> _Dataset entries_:
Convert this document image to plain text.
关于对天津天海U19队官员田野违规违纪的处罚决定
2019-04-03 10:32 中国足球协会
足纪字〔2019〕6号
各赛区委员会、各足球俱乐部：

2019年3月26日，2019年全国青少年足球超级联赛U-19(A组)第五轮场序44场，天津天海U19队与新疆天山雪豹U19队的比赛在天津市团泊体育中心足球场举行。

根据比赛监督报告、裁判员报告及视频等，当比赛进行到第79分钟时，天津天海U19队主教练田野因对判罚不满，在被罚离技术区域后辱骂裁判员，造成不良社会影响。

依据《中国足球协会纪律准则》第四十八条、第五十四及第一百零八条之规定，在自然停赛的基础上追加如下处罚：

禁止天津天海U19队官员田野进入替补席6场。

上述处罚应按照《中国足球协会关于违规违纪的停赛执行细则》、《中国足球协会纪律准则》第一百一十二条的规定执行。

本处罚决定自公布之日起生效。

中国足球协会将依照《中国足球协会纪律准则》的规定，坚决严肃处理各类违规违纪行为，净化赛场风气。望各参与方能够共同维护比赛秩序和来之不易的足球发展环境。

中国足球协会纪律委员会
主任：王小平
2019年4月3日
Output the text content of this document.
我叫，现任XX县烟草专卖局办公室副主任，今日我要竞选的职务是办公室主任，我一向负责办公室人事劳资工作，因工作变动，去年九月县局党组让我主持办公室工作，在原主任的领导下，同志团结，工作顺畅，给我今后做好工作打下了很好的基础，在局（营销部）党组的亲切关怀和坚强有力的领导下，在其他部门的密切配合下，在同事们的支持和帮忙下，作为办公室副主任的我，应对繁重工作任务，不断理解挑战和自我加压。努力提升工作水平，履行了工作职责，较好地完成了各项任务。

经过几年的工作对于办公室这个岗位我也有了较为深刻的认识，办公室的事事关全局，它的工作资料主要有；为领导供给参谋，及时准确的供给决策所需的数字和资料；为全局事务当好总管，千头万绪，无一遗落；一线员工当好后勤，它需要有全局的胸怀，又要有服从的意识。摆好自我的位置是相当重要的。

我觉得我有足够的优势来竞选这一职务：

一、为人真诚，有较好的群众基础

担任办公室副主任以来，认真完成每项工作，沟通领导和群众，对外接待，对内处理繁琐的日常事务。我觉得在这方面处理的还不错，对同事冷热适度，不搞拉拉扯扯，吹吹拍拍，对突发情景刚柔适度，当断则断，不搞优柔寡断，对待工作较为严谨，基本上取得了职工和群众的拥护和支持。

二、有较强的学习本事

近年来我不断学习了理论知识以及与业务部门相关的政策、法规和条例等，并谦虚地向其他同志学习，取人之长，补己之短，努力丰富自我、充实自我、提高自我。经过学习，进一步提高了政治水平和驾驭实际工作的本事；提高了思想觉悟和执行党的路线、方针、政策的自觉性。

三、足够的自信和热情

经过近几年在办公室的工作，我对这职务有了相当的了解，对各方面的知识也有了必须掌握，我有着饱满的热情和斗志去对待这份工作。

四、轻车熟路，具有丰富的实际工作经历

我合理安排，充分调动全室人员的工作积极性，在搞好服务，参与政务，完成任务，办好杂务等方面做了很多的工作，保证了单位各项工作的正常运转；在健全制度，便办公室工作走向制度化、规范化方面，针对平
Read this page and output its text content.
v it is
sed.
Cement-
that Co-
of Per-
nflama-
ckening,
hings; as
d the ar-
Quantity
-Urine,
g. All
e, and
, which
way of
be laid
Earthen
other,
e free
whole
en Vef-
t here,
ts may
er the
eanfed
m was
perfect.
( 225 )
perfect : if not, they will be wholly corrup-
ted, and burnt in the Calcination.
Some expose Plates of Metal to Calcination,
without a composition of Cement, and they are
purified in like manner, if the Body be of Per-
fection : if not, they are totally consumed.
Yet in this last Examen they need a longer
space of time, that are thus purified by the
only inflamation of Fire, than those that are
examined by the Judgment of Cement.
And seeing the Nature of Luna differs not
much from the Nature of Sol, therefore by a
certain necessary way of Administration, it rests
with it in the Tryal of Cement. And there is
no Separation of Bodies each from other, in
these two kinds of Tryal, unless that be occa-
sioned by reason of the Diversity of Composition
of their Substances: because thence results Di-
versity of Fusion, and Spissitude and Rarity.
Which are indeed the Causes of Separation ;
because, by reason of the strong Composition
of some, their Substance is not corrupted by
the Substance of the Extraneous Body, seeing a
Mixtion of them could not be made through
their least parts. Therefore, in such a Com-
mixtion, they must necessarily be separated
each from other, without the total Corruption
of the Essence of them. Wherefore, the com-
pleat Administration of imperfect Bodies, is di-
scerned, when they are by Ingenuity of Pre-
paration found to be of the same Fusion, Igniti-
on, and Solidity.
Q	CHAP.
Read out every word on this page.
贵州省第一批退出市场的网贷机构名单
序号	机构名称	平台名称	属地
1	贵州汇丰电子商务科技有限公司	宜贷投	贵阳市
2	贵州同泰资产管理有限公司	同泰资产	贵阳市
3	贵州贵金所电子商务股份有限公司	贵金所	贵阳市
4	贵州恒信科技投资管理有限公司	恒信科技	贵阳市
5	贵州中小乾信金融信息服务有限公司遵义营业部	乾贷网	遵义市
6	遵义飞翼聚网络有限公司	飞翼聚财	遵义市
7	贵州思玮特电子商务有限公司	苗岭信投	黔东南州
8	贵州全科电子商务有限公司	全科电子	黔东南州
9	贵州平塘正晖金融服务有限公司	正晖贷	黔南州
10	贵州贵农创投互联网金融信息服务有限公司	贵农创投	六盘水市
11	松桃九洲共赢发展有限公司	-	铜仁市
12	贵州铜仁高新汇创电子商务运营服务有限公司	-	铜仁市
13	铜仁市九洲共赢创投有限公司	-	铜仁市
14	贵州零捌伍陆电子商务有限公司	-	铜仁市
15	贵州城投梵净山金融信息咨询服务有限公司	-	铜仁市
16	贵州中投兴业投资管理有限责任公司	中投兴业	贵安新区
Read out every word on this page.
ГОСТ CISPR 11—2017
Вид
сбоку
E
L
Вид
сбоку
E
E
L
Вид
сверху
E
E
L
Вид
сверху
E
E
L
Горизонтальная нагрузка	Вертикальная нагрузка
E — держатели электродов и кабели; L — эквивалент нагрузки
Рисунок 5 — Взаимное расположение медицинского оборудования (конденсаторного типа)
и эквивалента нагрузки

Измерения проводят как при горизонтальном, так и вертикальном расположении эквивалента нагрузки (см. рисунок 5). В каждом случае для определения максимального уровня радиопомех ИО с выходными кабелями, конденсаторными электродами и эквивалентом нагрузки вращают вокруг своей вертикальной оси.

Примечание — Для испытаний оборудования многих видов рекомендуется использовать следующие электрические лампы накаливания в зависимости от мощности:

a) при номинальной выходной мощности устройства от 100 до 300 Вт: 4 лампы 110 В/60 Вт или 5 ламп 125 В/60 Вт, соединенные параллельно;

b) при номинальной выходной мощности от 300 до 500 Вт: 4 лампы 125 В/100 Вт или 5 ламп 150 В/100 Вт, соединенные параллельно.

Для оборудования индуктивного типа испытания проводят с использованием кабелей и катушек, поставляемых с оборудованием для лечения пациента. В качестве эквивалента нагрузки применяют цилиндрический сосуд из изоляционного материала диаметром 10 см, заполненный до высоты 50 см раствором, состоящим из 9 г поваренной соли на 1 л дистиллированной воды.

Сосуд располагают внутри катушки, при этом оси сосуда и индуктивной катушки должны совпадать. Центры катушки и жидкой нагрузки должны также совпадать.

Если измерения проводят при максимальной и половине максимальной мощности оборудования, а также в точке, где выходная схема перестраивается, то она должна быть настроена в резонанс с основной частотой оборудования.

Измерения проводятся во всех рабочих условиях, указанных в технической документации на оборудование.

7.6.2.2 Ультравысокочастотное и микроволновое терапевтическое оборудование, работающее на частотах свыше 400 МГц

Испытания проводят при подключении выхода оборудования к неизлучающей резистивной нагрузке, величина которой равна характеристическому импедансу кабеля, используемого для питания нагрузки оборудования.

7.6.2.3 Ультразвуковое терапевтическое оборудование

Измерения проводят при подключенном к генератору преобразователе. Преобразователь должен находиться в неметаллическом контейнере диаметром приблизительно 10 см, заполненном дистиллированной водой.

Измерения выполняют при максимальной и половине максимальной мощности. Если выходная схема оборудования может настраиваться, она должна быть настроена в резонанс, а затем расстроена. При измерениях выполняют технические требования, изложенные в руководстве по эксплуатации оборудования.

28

> _Instructions to follow_:
In the records above, find each line with the word "this" and copy it.

> _Exercise solution_:
Convert this document image to plain text.
Output the text content of this document.
Read this page and output its text content.
Yet in this last Examen they need a longer
Read out every word on this page.
Read out every word on this page.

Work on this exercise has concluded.